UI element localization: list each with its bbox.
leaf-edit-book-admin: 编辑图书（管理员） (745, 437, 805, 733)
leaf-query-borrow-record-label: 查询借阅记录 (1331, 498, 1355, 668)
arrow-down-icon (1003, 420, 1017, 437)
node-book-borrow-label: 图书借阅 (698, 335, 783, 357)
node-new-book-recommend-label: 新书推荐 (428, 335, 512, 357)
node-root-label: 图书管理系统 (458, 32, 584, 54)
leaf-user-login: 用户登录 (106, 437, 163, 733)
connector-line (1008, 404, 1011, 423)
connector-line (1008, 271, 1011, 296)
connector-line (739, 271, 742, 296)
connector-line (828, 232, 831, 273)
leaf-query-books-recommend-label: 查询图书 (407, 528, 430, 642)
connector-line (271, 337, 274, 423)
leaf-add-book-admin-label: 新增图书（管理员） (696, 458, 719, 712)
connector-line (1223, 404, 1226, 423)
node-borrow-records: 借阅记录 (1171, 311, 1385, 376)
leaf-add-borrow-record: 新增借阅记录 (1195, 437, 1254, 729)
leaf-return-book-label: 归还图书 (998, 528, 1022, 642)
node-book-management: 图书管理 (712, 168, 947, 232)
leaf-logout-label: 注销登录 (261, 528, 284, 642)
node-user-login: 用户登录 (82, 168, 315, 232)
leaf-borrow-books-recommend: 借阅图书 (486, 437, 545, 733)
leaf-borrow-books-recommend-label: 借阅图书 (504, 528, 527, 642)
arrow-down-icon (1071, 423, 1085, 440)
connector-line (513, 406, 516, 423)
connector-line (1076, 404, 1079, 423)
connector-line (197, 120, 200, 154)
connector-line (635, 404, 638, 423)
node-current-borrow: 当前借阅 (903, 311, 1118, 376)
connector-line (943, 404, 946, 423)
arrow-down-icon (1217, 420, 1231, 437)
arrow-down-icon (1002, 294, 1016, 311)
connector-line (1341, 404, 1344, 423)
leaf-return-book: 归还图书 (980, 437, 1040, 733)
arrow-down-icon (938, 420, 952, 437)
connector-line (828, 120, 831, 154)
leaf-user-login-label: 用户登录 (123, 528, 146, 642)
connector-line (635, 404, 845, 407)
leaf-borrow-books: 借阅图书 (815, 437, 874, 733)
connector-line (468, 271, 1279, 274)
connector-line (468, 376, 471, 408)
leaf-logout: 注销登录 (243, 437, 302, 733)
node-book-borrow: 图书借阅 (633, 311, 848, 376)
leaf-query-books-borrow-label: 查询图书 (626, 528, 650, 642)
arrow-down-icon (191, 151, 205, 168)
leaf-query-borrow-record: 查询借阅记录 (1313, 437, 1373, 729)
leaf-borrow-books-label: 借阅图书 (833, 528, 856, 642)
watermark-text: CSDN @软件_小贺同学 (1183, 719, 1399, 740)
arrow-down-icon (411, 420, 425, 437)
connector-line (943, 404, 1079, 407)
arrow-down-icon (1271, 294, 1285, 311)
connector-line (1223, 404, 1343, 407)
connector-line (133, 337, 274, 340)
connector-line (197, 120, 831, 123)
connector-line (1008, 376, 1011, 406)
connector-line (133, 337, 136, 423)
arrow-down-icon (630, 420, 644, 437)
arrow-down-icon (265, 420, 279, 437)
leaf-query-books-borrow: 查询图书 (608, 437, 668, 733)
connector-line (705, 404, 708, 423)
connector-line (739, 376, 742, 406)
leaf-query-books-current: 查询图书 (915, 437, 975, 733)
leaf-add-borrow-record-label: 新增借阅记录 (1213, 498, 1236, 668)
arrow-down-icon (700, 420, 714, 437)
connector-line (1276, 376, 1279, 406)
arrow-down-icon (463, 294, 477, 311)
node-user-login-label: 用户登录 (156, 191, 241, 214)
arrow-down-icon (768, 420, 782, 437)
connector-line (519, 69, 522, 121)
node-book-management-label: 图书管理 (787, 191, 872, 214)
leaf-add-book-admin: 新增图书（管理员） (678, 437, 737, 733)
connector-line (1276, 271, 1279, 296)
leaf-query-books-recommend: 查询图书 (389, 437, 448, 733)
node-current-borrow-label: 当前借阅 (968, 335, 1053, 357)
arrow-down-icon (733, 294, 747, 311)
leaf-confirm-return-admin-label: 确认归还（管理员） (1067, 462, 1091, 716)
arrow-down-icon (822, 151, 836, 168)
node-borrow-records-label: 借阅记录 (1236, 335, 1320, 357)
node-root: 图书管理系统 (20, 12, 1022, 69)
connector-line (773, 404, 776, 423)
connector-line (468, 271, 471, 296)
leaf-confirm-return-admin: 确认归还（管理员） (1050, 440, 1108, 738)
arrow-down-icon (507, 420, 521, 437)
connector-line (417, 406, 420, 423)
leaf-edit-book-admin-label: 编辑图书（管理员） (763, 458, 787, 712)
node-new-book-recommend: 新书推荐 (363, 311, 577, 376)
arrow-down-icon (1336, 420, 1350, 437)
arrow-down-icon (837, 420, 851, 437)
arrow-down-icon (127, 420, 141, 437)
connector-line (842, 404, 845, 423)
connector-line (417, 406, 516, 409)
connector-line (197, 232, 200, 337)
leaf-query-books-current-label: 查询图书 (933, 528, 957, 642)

::::

Render every line of the data above as a Markdown table with the columns "Row" and "Line", where "Row" numbers each line in order and "Line" holds its text. Leave out any blank lines.

■ Answer in full
| Row | Line |
|---|---|
| 1 | UI element localization: list each with its bbox. |
| 2 | leaf-edit-book-admin: 编辑图书（管理员） (745, 437, 805, 733) |
| 3 | leaf-query-borrow-record-label: 查询借阅记录 (1331, 498, 1355, 668) |
| 4 | arrow-down-icon (1003, 420, 1017, 437) |
| 5 | node-book-borrow-label: 图书借阅 (698, 335, 783, 357) |
| 6 | node-new-book-recommend-label: 新书推荐 (428, 335, 512, 357) |
| 7 | node-root-label: 图书管理系统 (458, 32, 584, 54) |
| 8 | leaf-user-login: 用户登录 (106, 437, 163, 733) |
| 9 | connector-line (1008, 404, 1011, 423) |
| 10 | connector-line (1008, 271, 1011, 296) |
| 11 | connector-line (739, 271, 742, 296) |
| 12 | connector-line (828, 232, 831, 273) |
| 13 | leaf-query-books-recommend-label: 查询图书 (407, 528, 430, 642) |
| 14 | connector-line (271, 337, 274, 423) |
| 15 | leaf-add-book-admin-label: 新增图书（管理员） (696, 458, 719, 712) |
| 16 | connector-line (1223, 404, 1226, 423) |
| 17 | node-borrow-records: 借阅记录 (1171, 311, 1385, 376) |
| 18 | leaf-add-borrow-record: 新增借阅记录 (1195, 437, 1254, 729) |
| 19 | leaf-return-book-label: 归还图书 (998, 528, 1022, 642) |
| 20 | node-book-management: 图书管理 (712, 168, 947, 232) |
| 21 | leaf-logout-label: 注销登录 (261, 528, 284, 642) |
| 22 | node-user-login: 用户登录 (82, 168, 315, 232) |
| 23 | leaf-borrow-books-recommend: 借阅图书 (486, 437, 545, 733) |
| 24 | leaf-borrow-books-recommend-label: 借阅图书 (504, 528, 527, 642) |
| 25 | arrow-down-icon (1071, 423, 1085, 440) |
| 26 | connector-line (513, 406, 516, 423) |
| 27 | connector-line (1076, 404, 1079, 423) |
| 28 | connector-line (197, 120, 200, 154) |
| 29 | connector-line (635, 404, 638, 423) |
| 30 | node-current-borrow: 当前借阅 (903, 311, 1118, 376) |
| 31 | connector-line (943, 404, 946, 423) |
| 32 | arrow-down-icon (1217, 420, 1231, 437) |
| 33 | arrow-down-icon (1002, 294, 1016, 311) |
| 34 | connector-line (1341, 404, 1344, 423) |
| 35 | leaf-return-book: 归还图书 (980, 437, 1040, 733) |
| 36 | arrow-down-icon (938, 420, 952, 437) |
| 37 | connector-line (828, 120, 831, 154) |
| 38 | leaf-user-login-label: 用户登录 (123, 528, 146, 642) |
| 39 | connector-line (635, 404, 845, 407) |
| 40 | leaf-borrow-books: 借阅图书 (815, 437, 874, 733) |
| 41 | connector-line (468, 271, 1279, 274) |
| 42 | connector-line (468, 376, 471, 408) |
| 43 | leaf-logout: 注销登录 (243, 437, 302, 733) |
| 44 | node-book-borrow: 图书借阅 (633, 311, 848, 376) |
| 45 | leaf-query-books-borrow-label: 查询图书 (626, 528, 650, 642) |
| 46 | arrow-down-icon (191, 151, 205, 168) |
| 47 | leaf-query-borrow-record: 查询借阅记录 (1313, 437, 1373, 729) |
| 48 | leaf-borrow-books-label: 借阅图书 (833, 528, 856, 642) |
| 49 | watermark-text: CSDN @软件_小贺同学 (1183, 719, 1399, 740) |
| 50 | arrow-down-icon (411, 420, 425, 437) |
| 51 | connector-line (943, 404, 1079, 407) |
| 52 | arrow-down-icon (1271, 294, 1285, 311) |
| 53 | connector-line (1223, 404, 1343, 407) |
| 54 | connector-line (133, 337, 274, 340) |
| 55 | connector-line (197, 120, 831, 123) |
| 56 | connector-line (1008, 376, 1011, 406) |
| 57 | connector-line (133, 337, 136, 423) |
| 58 | arrow-down-icon (630, 420, 644, 437) |
| 59 | arrow-down-icon (265, 420, 279, 437) |
| 60 | leaf-query-books-borrow: 查询图书 (608, 437, 668, 733) |
| 61 | connector-line (705, 404, 708, 423) |
| 62 | connector-line (739, 376, 742, 406) |
| 63 | leaf-query-books-current: 查询图书 (915, 437, 975, 733) |
| 64 | leaf-add-borrow-record-label: 新增借阅记录 (1213, 498, 1236, 668) |
| 65 | arrow-down-icon (700, 420, 714, 437) |
| 66 | connector-line (1276, 376, 1279, 406) |
| 67 | arrow-down-icon (463, 294, 477, 311) |
| 68 | node-user-login-label: 用户登录 (156, 191, 241, 214) |
| 69 | arrow-down-icon (768, 420, 782, 437) |
| 70 | connector-line (519, 69, 522, 121) |
| 71 | node-book-management-label: 图书管理 (787, 191, 872, 214) |
| 72 | leaf-add-book-admin: 新增图书（管理员） (678, 437, 737, 733) |
| 73 | connector-line (1276, 271, 1279, 296) |
| 74 | leaf-query-books-recommend: 查询图书 (389, 437, 448, 733) |
| 75 | node-current-borrow-label: 当前借阅 (968, 335, 1053, 357) |
| 76 | arrow-down-icon (733, 294, 747, 311) |
| 77 | leaf-confirm-return-admin-label: 确认归还（管理员） (1067, 462, 1091, 716) |
| 78 | arrow-down-icon (822, 151, 836, 168) |
| 79 | node-borrow-records-label: 借阅记录 (1236, 335, 1320, 357) |
| 80 | node-root: 图书管理系统 (20, 12, 1022, 69) |
| 81 | connector-line (773, 404, 776, 423) |
| 82 | connector-line (468, 271, 471, 296) |
| 83 | leaf-confirm-return-admin: 确认归还（管理员） (1050, 440, 1108, 738) |
| 84 | arrow-down-icon (507, 420, 521, 437) |
| 85 | connector-line (417, 406, 420, 423) |
| 86 | leaf-edit-book-admin-label: 编辑图书（管理员） (763, 458, 787, 712) |
| 87 | node-new-book-recommend: 新书推荐 (363, 311, 577, 376) |
| 88 | arrow-down-icon (1336, 420, 1350, 437) |
| 89 | arrow-down-icon (837, 420, 851, 437) |
| 90 | arrow-down-icon (127, 420, 141, 437) |
| 91 | connector-line (842, 404, 845, 423) |
| 92 | connector-line (417, 406, 516, 409) |
| 93 | connector-line (197, 232, 200, 337) |
| 94 | leaf-query-books-current-label: 查询图书 (933, 528, 957, 642) |